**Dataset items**
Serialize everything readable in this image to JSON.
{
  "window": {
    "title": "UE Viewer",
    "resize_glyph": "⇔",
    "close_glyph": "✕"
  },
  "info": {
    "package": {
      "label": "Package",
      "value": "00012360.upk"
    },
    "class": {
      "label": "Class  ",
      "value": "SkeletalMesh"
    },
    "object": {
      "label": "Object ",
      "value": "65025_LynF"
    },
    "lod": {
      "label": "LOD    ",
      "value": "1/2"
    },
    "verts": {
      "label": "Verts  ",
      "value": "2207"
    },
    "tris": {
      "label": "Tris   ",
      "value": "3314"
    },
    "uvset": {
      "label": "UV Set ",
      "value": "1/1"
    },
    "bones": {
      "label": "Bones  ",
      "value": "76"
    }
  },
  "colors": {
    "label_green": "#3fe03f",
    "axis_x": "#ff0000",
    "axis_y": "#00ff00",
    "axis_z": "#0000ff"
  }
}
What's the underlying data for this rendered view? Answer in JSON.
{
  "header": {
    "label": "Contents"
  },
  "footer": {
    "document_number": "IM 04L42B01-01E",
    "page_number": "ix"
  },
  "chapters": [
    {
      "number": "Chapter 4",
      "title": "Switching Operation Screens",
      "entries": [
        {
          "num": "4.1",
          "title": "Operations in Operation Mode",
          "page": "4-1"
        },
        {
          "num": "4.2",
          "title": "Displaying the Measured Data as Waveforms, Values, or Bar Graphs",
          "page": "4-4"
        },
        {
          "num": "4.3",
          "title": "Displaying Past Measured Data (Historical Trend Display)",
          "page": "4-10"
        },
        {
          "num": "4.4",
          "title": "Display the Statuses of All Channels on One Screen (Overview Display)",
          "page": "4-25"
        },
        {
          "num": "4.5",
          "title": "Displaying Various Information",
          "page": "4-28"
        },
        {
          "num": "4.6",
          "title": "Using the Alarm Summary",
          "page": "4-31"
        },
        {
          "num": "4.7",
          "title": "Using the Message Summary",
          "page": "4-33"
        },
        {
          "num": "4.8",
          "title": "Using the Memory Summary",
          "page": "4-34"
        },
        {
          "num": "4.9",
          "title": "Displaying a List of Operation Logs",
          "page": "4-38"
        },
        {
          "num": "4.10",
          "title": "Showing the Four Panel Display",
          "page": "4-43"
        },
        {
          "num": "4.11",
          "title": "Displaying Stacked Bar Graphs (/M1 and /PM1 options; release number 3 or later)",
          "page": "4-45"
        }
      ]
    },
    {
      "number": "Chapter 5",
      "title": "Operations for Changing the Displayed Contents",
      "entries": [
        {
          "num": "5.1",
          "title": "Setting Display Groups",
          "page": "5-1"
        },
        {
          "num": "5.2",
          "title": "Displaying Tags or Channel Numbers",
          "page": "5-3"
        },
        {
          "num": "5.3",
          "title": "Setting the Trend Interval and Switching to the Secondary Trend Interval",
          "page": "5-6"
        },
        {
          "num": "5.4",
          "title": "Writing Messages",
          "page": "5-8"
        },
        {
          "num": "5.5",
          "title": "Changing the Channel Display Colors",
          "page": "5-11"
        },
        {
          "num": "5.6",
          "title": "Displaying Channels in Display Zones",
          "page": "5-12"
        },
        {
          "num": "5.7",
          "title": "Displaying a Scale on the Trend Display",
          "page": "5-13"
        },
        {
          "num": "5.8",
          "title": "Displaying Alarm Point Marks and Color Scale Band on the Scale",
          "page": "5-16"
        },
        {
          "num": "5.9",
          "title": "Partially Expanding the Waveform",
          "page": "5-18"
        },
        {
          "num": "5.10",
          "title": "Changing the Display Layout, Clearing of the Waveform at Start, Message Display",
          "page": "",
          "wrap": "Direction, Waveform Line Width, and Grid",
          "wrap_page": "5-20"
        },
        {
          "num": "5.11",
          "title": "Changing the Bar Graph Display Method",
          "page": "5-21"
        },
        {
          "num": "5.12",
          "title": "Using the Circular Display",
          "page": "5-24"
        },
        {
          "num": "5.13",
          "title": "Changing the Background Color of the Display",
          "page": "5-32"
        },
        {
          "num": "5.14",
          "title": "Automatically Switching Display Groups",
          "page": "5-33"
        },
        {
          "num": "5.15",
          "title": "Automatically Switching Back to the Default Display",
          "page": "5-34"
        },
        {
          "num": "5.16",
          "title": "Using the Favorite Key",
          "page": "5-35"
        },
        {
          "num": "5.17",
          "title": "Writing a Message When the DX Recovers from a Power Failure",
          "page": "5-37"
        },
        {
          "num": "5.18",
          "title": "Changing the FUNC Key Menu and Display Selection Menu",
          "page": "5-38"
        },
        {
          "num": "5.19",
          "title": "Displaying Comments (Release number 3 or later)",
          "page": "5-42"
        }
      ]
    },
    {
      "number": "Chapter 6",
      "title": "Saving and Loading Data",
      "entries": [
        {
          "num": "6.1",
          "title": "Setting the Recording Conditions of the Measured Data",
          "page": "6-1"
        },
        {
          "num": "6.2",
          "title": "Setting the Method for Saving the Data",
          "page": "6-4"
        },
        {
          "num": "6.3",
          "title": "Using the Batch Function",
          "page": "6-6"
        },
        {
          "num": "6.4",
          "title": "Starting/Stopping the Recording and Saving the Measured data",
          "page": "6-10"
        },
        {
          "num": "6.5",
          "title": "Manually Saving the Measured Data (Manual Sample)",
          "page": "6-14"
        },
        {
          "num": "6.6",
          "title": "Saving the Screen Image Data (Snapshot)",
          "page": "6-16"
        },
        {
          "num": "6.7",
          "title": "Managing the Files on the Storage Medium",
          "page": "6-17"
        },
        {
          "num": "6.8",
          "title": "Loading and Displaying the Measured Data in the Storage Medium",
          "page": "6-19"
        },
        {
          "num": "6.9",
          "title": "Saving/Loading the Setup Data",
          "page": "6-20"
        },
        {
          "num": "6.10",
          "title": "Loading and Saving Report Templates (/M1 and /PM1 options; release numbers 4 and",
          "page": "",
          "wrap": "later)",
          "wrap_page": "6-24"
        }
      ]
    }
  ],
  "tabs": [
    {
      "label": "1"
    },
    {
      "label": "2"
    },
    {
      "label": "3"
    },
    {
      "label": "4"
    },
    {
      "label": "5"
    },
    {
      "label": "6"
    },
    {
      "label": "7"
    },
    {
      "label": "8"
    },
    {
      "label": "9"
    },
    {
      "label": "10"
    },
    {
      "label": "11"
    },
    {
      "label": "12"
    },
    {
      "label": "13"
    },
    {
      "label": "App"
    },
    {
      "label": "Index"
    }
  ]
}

**TASK OBJECTIVE**
Wherever the string "later" appears in the entries above, list that line.

**EXPECTED ANSWER**
          "title": "Displaying Stacked Bar Graphs (/M1 and /PM1 options; release number 3 or later)",
          "title": "Displaying Comments (Release number 3 or later)",
          "wrap": "later)",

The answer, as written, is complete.